[Data extracted from a collection]
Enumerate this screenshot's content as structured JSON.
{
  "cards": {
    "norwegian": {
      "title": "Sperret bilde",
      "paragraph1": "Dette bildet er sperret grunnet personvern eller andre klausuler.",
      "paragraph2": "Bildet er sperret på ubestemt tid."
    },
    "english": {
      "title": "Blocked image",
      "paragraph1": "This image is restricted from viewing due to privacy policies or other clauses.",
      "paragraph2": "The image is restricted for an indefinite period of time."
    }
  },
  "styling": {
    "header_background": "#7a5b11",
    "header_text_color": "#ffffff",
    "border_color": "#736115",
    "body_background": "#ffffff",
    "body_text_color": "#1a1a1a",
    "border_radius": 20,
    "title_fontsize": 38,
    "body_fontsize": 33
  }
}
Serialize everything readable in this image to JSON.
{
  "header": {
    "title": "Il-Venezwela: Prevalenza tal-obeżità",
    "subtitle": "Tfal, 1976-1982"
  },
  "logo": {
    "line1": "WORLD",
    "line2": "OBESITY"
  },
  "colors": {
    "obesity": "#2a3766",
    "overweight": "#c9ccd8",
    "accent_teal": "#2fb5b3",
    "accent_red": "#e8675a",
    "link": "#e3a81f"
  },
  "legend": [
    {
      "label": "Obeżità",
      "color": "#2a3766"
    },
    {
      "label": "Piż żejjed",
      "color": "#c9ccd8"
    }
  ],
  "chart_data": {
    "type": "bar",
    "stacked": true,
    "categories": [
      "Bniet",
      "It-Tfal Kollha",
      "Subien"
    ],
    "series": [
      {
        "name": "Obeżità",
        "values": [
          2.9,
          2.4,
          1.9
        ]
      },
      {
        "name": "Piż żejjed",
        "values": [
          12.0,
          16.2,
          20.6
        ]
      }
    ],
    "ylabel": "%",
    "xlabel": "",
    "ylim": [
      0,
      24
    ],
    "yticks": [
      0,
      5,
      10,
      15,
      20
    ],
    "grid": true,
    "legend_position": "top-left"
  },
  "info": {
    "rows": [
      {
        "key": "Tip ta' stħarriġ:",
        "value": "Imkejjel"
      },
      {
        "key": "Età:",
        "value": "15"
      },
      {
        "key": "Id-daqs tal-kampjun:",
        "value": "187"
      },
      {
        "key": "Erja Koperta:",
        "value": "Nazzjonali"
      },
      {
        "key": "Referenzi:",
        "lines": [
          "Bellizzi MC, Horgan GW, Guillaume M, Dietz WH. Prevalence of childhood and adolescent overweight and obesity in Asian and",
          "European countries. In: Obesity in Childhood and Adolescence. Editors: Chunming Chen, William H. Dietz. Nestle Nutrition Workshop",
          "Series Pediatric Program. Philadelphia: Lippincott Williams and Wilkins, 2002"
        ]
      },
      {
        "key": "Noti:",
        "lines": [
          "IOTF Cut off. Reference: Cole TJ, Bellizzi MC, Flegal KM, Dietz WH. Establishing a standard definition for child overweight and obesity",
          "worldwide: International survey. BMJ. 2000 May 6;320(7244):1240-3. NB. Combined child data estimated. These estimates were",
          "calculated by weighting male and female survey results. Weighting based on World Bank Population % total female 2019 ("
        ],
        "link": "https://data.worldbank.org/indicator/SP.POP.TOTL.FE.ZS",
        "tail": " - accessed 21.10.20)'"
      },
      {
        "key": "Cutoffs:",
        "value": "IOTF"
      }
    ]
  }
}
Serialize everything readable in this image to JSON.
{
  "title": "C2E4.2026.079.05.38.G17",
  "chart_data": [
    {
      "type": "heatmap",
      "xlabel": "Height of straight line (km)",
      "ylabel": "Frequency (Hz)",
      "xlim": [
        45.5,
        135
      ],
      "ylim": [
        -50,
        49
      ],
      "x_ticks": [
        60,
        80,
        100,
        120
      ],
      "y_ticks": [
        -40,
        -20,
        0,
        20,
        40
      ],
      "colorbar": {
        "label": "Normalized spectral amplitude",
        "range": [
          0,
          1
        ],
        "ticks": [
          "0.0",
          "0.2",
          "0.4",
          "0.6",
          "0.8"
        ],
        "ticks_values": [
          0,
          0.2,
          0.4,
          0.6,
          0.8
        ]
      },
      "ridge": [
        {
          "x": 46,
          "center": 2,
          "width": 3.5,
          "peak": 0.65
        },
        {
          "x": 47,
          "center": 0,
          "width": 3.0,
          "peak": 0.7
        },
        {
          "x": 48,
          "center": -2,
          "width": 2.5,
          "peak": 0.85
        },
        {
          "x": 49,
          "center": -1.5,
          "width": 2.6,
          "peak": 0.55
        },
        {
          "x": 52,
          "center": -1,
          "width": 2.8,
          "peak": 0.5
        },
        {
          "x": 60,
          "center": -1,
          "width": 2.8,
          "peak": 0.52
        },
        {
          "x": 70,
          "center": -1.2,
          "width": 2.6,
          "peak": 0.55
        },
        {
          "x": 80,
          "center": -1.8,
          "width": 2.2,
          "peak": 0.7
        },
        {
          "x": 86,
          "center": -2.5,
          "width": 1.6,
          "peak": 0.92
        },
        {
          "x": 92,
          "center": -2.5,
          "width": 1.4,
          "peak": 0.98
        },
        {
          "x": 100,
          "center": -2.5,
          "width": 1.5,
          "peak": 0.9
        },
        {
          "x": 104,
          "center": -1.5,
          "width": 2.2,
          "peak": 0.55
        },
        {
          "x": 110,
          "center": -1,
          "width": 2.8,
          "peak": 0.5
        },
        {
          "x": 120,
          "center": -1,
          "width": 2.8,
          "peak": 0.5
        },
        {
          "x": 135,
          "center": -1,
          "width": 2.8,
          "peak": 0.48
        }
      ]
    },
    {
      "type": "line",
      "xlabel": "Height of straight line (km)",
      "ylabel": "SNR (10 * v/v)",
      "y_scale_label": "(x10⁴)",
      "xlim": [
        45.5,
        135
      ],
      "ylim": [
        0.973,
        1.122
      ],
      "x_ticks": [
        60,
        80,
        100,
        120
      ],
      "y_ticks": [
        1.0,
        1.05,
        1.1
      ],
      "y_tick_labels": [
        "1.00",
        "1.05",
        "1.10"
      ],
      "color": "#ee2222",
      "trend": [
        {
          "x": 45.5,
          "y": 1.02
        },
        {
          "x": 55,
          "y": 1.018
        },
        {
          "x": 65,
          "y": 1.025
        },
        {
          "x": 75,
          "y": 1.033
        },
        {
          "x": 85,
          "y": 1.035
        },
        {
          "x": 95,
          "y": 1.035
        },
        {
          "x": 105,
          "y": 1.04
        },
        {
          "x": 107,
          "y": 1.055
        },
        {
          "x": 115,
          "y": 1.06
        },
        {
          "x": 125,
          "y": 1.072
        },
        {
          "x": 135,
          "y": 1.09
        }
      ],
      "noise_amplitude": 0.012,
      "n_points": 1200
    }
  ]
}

§ **Given exercise**: Extract each entry in full, exactly as given.

§ **Worked answer**:
Enumerate this screenshot's content as structured JSON.
{
  "cards": {
    "norwegian": {
      "title": "Sperret bilde",
      "paragraph1": "Dette bildet er sperret grunnet personvern eller andre klausuler.",
      "paragraph2": "Bildet er sperret på ubestemt tid."
    },
    "english": {
      "title": "Blocked image",
      "paragraph1": "This image is restricted from viewing due to privacy policies or other clauses.",
      "paragraph2": "The image is restricted for an indefinite period of time."
    }
  },
  "styling": {
    "header_background": "#7a5b11",
    "header_text_color": "#ffffff",
    "border_color": "#736115",
    "body_background": "#ffffff",
    "body_text_color": "#1a1a1a",
    "border_radius": 20,
    "title_fontsize": 38,
    "body_fontsize": 33
  }
}
Serialize everything readable in this image to JSON.
{
  "header": {
    "title": "Il-Venezwela: Prevalenza tal-obeżità",
    "subtitle": "Tfal, 1976-1982"
  },
  "logo": {
    "line1": "WORLD",
    "line2": "OBESITY"
  },
  "colors": {
    "obesity": "#2a3766",
    "overweight": "#c9ccd8",
    "accent_teal": "#2fb5b3",
    "accent_red": "#e8675a",
    "link": "#e3a81f"
  },
  "legend": [
    {
      "label": "Obeżità",
      "color": "#2a3766"
    },
    {
      "label": "Piż żejjed",
      "color": "#c9ccd8"
    }
  ],
  "chart_data": {
    "type": "bar",
    "stacked": true,
    "categories": [
      "Bniet",
      "It-Tfal Kollha",
      "Subien"
    ],
    "series": [
      {
        "name": "Obeżità",
        "values": [
          2.9,
          2.4,
          1.9
        ]
      },
      {
        "name": "Piż żejjed",
        "values": [
          12.0,
          16.2,
          20.6
        ]
      }
    ],
    "ylabel": "%",
    "xlabel": "",
    "ylim": [
      0,
      24
    ],
    "yticks": [
      0,
      5,
      10,
      15,
      20
    ],
    "grid": true,
    "legend_position": "top-left"
  },
  "info": {
    "rows": [
      {
        "key": "Tip ta' stħarriġ:",
        "value": "Imkejjel"
      },
      {
        "key": "Età:",
        "value": "15"
      },
      {
        "key": "Id-daqs tal-kampjun:",
        "value": "187"
      },
      {
        "key": "Erja Koperta:",
        "value": "Nazzjonali"
      },
      {
        "key": "Referenzi:",
        "lines": [
          "Bellizzi MC, Horgan GW, Guillaume M, Dietz WH. Prevalence of childhood and adolescent overweight and obesity in Asian and",
          "European countries. In: Obesity in Childhood and Adolescence. Editors: Chunming Chen, William H. Dietz. Nestle Nutrition Workshop",
          "Series Pediatric Program. Philadelphia: Lippincott Williams and Wilkins, 2002"
        ]
      },
      {
        "key": "Noti:",
        "lines": [
          "IOTF Cut off. Reference: Cole TJ, Bellizzi MC, Flegal KM, Dietz WH. Establishing a standard definition for child overweight and obesity",
          "worldwide: International survey. BMJ. 2000 May 6;320(7244):1240-3. NB. Combined child data estimated. These estimates were",
          "calculated by weighting male and female survey results. Weighting based on World Bank Population % total female 2019 ("
        ],
        "link": "https://data.worldbank.org/indicator/SP.POP.TOTL.FE.ZS",
        "tail": " - accessed 21.10.20)'"
      },
      {
        "key": "Cutoffs:",
        "value": "IOTF"
      }
    ]
  }
}
Serialize everything readable in this image to JSON.
{
  "title": "C2E4.2026.079.05.38.G17",
  "chart_data": [
    {
      "type": "heatmap",
      "xlabel": "Height of straight line (km)",
      "ylabel": "Frequency (Hz)",
      "xlim": [
        45.5,
        135
      ],
      "ylim": [
        -50,
        49
      ],
      "x_ticks": [
        60,
        80,
        100,
        120
      ],
      "y_ticks": [
        -40,
        -20,
        0,
        20,
        40
      ],
      "colorbar": {
        "label": "Normalized spectral amplitude",
        "range": [
          0,
          1
        ],
        "ticks": [
          "0.0",
          "0.2",
          "0.4",
          "0.6",
          "0.8"
        ],
        "ticks_values": [
          0,
          0.2,
          0.4,
          0.6,
          0.8
        ]
      },
      "ridge": [
        {
          "x": 46,
          "center": 2,
          "width": 3.5,
          "peak": 0.65
        },
        {
          "x": 47,
          "center": 0,
          "width": 3.0,
          "peak": 0.7
        },
        {
          "x": 48,
          "center": -2,
          "width": 2.5,
          "peak": 0.85
        },
        {
          "x": 49,
          "center": -1.5,
          "width": 2.6,
          "peak": 0.55
        },
        {
          "x": 52,
          "center": -1,
          "width": 2.8,
          "peak": 0.5
        },
        {
          "x": 60,
          "center": -1,
          "width": 2.8,
          "peak": 0.52
        },
        {
          "x": 70,
          "center": -1.2,
          "width": 2.6,
          "peak": 0.55
        },
        {
          "x": 80,
          "center": -1.8,
          "width": 2.2,
          "peak": 0.7
        },
        {
          "x": 86,
          "center": -2.5,
          "width": 1.6,
          "peak": 0.92
        },
        {
          "x": 92,
          "center": -2.5,
          "width": 1.4,
          "peak": 0.98
        },
        {
          "x": 100,
          "center": -2.5,
          "width": 1.5,
          "peak": 0.9
        },
        {
          "x": 104,
          "center": -1.5,
          "width": 2.2,
          "peak": 0.55
        },
        {
          "x": 110,
          "center": -1,
          "width": 2.8,
          "peak": 0.5
        },
        {
          "x": 120,
          "center": -1,
          "width": 2.8,
          "peak": 0.5
        },
        {
          "x": 135,
          "center": -1,
          "width": 2.8,
          "peak": 0.48
        }
      ]
    },
    {
      "type": "line",
      "xlabel": "Height of straight line (km)",
      "ylabel": "SNR (10 * v/v)",
      "y_scale_label": "(x10⁴)",
      "xlim": [
        45.5,
        135
      ],
      "ylim": [
        0.973,
        1.122
      ],
      "x_ticks": [
        60,
        80,
        100,
        120
      ],
      "y_ticks": [
        1.0,
        1.05,
        1.1
      ],
      "y_tick_labels": [
        "1.00",
        "1.05",
        "1.10"
      ],
      "color": "#ee2222",
      "trend": [
        {
          "x": 45.5,
          "y": 1.02
        },
        {
          "x": 55,
          "y": 1.018
        },
        {
          "x": 65,
          "y": 1.025
        },
        {
          "x": 75,
          "y": 1.033
        },
        {
          "x": 85,
          "y": 1.035
        },
        {
          "x": 95,
          "y": 1.035
        },
        {
          "x": 105,
          "y": 1.04
        },
        {
          "x": 107,
          "y": 1.055
        },
        {
          "x": 115,
          "y": 1.06
        },
        {
          "x": 125,
          "y": 1.072
        },
        {
          "x": 135,
          "y": 1.09
        }
      ],
      "noise_amplitude": 0.012,
      "n_points": 1200
    }
  ]
}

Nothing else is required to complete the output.